* Start *

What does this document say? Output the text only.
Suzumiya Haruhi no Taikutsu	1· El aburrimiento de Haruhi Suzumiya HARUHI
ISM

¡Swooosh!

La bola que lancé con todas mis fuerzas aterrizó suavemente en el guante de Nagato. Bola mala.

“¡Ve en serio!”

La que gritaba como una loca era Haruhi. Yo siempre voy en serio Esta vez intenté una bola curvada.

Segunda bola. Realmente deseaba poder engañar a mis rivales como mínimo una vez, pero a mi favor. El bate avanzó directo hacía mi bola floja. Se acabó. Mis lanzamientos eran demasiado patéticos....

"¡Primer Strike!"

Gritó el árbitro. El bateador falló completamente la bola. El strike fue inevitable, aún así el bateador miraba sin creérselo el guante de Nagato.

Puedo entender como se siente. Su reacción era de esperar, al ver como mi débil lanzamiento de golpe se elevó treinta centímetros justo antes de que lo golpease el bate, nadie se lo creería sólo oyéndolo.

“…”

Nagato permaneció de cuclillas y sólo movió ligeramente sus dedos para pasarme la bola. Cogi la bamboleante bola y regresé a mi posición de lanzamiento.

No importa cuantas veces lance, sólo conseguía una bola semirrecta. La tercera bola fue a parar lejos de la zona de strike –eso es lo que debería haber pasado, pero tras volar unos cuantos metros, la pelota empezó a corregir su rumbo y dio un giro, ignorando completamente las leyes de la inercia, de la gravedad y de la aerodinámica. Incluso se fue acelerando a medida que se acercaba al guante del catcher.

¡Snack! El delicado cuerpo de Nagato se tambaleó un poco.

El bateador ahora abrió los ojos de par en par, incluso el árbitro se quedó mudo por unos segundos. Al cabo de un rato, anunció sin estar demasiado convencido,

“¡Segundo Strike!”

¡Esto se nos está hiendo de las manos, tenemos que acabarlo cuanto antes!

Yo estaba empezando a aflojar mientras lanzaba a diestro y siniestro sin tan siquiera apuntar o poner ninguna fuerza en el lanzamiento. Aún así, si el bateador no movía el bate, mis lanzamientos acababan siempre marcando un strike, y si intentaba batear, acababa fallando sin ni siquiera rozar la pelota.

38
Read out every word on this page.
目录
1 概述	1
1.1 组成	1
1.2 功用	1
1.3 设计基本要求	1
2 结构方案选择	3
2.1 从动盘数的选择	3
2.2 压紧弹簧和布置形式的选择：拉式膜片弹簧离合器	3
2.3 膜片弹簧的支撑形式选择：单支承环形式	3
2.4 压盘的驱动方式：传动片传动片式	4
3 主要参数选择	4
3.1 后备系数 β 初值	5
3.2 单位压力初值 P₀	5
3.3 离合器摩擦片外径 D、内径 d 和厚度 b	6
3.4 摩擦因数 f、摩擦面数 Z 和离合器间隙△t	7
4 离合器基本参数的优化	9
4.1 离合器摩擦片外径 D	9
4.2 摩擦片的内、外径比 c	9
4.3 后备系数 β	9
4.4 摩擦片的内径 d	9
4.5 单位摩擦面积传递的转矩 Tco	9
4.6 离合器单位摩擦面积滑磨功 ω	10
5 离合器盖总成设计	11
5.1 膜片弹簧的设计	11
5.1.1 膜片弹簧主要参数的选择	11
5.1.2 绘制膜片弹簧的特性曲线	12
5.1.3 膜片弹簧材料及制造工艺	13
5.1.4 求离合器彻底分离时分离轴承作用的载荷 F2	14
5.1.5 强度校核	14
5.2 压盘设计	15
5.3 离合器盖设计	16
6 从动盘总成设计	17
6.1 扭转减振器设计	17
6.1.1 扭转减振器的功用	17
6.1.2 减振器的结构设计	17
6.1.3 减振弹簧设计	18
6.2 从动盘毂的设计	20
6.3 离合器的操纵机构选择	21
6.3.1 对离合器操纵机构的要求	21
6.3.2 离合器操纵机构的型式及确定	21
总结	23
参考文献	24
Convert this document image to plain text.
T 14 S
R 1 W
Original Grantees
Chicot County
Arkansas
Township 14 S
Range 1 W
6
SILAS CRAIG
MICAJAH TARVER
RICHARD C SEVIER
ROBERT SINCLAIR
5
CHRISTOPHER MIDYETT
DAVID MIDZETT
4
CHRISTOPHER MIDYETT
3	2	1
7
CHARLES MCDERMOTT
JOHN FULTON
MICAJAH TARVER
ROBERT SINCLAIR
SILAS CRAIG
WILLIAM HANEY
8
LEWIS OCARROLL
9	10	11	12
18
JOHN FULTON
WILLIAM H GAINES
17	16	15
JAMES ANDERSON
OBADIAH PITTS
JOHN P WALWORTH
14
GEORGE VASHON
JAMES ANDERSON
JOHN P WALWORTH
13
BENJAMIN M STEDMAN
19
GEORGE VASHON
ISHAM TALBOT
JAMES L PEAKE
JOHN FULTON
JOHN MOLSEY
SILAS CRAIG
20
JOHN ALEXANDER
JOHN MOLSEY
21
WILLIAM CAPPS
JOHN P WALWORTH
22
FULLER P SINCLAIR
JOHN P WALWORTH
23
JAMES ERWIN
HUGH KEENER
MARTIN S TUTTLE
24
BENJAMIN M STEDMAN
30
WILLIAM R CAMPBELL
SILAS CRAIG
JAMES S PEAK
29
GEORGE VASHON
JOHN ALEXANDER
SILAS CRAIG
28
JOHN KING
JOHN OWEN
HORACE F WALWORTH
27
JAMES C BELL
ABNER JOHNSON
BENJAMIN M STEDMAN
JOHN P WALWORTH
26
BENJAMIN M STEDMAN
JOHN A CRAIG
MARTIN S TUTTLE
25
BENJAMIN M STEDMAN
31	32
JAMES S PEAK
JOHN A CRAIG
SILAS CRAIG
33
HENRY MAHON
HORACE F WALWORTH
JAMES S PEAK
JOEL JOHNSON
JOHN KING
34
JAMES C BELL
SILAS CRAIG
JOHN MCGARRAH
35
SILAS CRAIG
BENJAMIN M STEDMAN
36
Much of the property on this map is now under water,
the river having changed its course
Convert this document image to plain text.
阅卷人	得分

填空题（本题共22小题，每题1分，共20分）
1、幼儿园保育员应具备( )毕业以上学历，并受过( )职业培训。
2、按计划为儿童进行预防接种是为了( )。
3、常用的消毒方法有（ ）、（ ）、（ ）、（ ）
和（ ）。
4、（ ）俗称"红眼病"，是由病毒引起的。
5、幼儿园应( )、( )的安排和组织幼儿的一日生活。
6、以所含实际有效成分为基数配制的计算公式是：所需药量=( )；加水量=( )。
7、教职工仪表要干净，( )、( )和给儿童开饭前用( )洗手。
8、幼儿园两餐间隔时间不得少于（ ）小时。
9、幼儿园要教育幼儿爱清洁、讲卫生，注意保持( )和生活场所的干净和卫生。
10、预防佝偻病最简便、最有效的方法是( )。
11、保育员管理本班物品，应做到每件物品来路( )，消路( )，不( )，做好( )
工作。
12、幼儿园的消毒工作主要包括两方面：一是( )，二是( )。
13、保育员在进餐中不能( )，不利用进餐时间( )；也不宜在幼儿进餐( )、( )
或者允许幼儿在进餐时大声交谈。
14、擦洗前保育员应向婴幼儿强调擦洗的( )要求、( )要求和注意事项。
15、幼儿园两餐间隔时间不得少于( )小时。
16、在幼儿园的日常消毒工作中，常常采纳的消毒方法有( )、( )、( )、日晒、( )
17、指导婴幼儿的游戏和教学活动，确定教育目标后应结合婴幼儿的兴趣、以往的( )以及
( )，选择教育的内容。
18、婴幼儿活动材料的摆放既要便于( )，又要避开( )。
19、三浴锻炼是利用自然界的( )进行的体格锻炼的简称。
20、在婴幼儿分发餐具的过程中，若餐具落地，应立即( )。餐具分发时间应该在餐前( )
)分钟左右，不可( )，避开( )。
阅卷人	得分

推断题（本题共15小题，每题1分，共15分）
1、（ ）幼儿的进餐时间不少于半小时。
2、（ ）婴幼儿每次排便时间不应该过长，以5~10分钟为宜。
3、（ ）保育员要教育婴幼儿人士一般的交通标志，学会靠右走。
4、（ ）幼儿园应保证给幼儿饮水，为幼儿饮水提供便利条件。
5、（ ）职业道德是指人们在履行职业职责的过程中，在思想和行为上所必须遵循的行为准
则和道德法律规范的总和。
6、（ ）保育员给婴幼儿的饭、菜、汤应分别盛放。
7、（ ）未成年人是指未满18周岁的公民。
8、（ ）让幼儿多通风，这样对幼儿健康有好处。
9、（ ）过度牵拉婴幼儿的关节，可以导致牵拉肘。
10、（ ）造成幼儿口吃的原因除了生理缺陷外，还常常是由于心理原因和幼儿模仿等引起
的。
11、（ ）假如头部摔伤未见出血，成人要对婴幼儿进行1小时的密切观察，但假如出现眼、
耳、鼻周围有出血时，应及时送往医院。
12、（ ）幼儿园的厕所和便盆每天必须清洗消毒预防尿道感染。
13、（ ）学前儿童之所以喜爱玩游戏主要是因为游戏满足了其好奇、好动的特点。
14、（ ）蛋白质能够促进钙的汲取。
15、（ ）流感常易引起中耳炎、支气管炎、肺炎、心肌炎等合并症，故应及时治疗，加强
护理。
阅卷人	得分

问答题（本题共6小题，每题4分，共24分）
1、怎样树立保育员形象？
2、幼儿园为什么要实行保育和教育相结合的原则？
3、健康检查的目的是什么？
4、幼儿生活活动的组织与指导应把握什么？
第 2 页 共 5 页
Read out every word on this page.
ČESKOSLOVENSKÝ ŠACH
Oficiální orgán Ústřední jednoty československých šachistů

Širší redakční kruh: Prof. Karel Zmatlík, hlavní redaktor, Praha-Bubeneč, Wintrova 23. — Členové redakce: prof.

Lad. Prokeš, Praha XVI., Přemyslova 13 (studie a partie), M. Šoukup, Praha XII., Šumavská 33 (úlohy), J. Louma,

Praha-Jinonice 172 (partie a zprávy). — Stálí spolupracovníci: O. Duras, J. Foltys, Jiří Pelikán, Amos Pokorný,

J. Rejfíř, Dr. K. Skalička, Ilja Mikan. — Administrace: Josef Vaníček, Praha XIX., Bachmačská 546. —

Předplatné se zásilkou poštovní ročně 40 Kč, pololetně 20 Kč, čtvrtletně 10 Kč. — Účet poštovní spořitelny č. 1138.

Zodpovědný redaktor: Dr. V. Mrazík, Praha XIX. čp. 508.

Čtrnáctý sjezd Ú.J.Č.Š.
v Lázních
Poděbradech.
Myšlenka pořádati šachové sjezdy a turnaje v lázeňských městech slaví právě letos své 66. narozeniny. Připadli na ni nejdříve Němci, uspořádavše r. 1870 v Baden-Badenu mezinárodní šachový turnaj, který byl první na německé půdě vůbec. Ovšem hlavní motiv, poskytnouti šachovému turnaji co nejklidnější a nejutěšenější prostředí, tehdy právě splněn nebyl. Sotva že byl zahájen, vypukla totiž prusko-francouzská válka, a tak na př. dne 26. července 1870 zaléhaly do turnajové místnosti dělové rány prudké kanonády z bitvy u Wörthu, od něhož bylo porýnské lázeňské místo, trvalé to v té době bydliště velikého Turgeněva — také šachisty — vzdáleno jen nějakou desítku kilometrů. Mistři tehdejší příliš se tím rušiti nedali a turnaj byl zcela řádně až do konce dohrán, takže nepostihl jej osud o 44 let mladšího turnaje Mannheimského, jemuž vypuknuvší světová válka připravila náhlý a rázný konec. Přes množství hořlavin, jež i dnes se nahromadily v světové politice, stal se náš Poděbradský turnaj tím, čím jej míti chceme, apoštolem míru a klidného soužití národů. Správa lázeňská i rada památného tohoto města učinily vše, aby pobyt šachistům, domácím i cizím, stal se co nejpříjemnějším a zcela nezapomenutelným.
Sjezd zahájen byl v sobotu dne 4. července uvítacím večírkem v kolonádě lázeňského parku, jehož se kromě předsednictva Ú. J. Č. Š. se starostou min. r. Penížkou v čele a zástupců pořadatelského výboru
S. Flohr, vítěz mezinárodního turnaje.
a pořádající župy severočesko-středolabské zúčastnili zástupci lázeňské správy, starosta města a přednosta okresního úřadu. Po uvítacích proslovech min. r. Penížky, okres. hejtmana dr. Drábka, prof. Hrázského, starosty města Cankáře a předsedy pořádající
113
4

* End *

What is expected |
Search the entries for the word "Praha" and pick out every line that holds it.

Completed task |
Širší redakční kruh: Prof. Karel Zmatlík, hlavní redaktor, Praha-Bubeneč, Wintrova 23. — Členové redakce: prof.
Lad. Prokeš, Praha XVI., Přemyslova 13 (studie a partie), M. Šoukup, Praha XII., Šumavská 33 (úlohy), J. Louma,
Praha-Jinonice 172 (partie a zprávy). — Stálí spolupracovníci: O. Duras, J. Foltys, Jiří Pelikán, Amos Pokorný,
J. Rejfíř, Dr. K. Skalička, Ilja Mikan. — Administrace: Josef Vaníček, Praha XIX., Bachmačská 546. —
Zodpovědný redaktor: Dr. V. Mrazík, Praha XIX. čp. 508.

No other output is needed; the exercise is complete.